**Stored rows**.

## START

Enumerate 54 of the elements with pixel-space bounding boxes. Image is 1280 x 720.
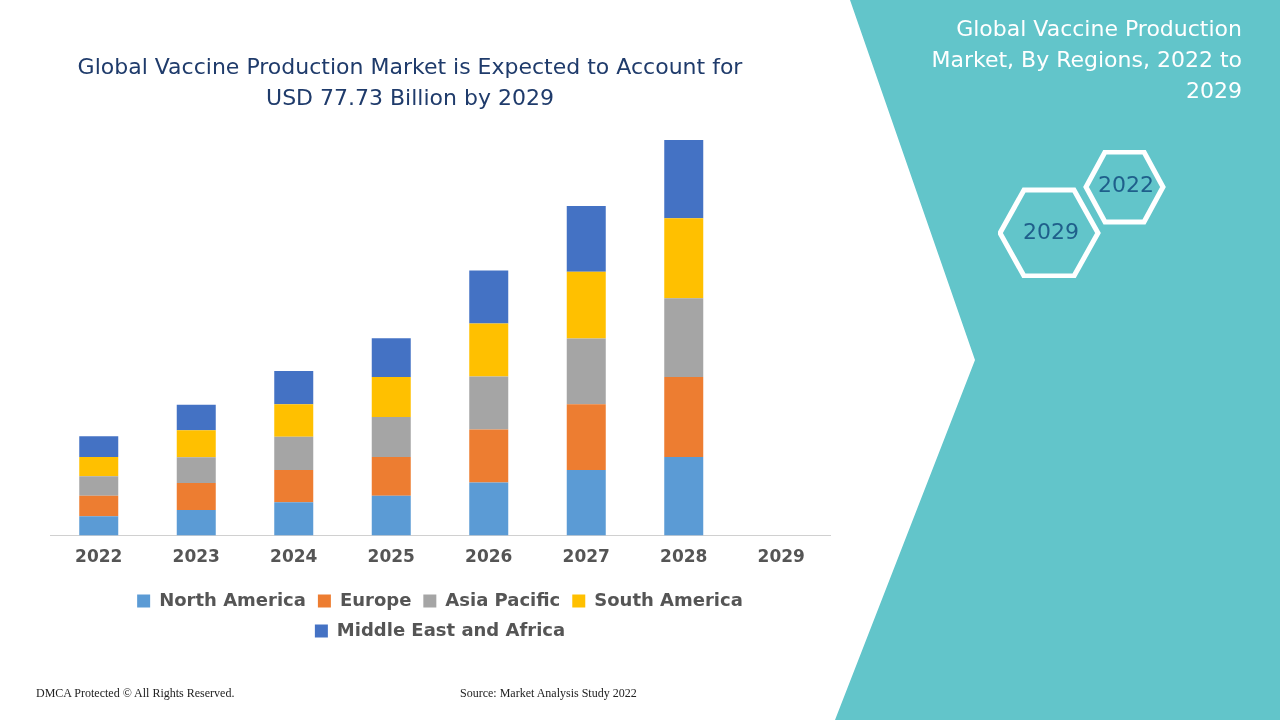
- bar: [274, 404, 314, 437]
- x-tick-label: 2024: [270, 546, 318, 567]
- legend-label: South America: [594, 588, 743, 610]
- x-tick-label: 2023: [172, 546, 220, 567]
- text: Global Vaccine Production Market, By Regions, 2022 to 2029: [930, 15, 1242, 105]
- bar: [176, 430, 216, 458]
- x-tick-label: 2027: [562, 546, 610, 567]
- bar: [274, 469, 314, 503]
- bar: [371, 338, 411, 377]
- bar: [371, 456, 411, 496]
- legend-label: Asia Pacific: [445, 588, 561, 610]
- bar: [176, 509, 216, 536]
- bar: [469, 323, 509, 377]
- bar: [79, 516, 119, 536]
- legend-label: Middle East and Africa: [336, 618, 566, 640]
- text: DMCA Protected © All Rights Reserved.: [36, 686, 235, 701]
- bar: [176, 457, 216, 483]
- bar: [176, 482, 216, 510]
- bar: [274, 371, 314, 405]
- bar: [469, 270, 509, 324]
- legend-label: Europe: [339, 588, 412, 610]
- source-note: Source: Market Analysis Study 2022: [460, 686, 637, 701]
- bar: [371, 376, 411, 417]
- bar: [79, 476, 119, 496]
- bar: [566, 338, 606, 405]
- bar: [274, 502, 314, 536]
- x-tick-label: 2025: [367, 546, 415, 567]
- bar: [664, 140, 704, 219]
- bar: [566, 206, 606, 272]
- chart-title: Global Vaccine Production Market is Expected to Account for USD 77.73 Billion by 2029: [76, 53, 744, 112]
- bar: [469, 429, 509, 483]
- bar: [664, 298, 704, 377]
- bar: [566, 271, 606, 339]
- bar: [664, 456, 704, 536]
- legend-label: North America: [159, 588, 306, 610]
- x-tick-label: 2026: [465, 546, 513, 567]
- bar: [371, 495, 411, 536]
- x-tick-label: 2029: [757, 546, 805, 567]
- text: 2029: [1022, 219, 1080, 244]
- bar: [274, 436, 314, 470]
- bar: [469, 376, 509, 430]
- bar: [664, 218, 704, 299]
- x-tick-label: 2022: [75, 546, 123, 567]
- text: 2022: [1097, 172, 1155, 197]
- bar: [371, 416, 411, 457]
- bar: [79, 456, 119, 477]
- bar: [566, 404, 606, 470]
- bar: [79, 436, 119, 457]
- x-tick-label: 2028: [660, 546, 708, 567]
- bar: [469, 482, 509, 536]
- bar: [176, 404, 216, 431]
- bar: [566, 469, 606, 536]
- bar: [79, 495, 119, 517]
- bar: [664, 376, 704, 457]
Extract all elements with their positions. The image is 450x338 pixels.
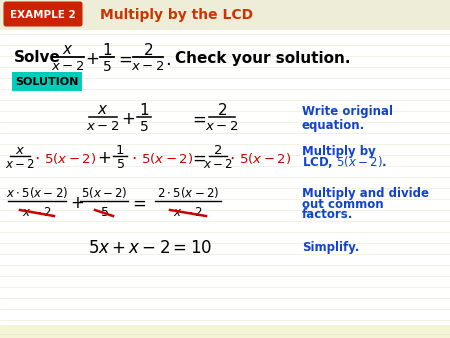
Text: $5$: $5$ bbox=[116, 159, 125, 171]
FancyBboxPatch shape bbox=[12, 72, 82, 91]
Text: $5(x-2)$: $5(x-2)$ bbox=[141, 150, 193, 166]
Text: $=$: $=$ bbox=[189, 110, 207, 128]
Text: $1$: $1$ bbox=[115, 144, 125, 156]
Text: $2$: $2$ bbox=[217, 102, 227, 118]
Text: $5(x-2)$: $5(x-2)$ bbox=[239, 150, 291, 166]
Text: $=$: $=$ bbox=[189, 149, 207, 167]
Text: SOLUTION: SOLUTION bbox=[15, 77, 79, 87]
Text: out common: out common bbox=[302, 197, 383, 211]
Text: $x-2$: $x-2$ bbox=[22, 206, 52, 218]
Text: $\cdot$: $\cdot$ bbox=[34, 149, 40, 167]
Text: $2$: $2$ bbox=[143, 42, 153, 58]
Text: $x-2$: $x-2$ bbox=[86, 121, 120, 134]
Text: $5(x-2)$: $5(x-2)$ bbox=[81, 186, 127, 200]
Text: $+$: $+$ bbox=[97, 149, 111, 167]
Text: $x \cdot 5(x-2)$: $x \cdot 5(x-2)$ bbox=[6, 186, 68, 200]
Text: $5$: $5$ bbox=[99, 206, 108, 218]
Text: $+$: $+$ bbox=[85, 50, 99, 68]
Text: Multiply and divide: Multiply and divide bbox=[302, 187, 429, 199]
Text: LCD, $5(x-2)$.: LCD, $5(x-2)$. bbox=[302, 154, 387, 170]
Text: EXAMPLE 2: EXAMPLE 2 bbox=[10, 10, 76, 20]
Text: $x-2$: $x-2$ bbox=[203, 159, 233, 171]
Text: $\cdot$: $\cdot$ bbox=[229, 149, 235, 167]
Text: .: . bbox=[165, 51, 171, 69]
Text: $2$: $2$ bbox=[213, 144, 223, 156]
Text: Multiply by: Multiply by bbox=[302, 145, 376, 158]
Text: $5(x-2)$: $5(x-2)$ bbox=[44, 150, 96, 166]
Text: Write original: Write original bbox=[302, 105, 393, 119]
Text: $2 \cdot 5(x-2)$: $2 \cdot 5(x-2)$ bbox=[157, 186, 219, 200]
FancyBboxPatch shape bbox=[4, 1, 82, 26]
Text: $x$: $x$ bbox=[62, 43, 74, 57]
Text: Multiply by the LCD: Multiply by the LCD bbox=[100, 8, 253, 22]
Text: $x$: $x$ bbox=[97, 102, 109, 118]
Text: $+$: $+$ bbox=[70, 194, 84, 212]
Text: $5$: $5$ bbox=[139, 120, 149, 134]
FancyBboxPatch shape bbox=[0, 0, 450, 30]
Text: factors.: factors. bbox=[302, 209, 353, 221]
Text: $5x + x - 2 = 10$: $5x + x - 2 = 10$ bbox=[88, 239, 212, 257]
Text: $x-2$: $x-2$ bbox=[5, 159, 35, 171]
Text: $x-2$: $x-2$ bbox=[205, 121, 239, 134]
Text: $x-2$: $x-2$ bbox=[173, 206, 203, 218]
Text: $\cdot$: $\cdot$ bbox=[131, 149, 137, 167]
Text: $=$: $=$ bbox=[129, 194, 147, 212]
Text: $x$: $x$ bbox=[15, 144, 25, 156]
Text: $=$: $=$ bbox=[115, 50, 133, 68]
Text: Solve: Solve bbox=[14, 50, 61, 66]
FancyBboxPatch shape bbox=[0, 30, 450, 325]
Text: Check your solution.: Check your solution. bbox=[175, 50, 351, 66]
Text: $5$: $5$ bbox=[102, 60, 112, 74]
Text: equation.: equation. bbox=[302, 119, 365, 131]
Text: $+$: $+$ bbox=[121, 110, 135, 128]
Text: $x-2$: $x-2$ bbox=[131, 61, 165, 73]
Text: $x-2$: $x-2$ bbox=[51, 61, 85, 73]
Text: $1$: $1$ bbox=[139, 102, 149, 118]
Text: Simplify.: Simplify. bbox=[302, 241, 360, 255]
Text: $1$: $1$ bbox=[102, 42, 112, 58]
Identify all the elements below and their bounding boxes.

## END

**What to work on**.
Can you render the lines between the one holding "- bar: [274, 404, 314, 437]" and the one holding "- bar: [274, 371, 314, 405]", inclusive, as a Markdown table with a "Row" column numbering each line and a "Line" column giving it, leaving out any blank lines?

**Output below**.
| Row | Line |
|---|---|
| 1 | - bar: [274, 404, 314, 437] |
| 2 | - x-tick-label: 2024: [270, 546, 318, 567] |
| 3 | - legend-label: South America: [594, 588, 743, 610] |
| 4 | - x-tick-label: 2023: [172, 546, 220, 567] |
| 5 | - text: Global Vaccine Production Market, By Regions, 2022 to 2029: [930, 15, 1242, 105] |
| 6 | - bar: [176, 430, 216, 458] |
| 7 | - x-tick-label: 2027: [562, 546, 610, 567] |
| 8 | - bar: [274, 469, 314, 503] |
| 9 | - bar: [371, 338, 411, 377] |
| 10 | - bar: [371, 456, 411, 496] |
| 11 | - legend-label: Asia Pacific: [445, 588, 561, 610] |
| 12 | - bar: [176, 509, 216, 536] |
| 13 | - bar: [469, 323, 509, 377] |
| 14 | - bar: [79, 516, 119, 536] |
| 15 | - legend-label: Middle East and Africa: [336, 618, 566, 640] |
| 16 | - text: DMCA Protected © All Rights Reserved.: [36, 686, 235, 701] |
| 17 | - bar: [176, 457, 216, 483] |
| 18 | - bar: [176, 482, 216, 510] |
| 19 | - bar: [274, 371, 314, 405] |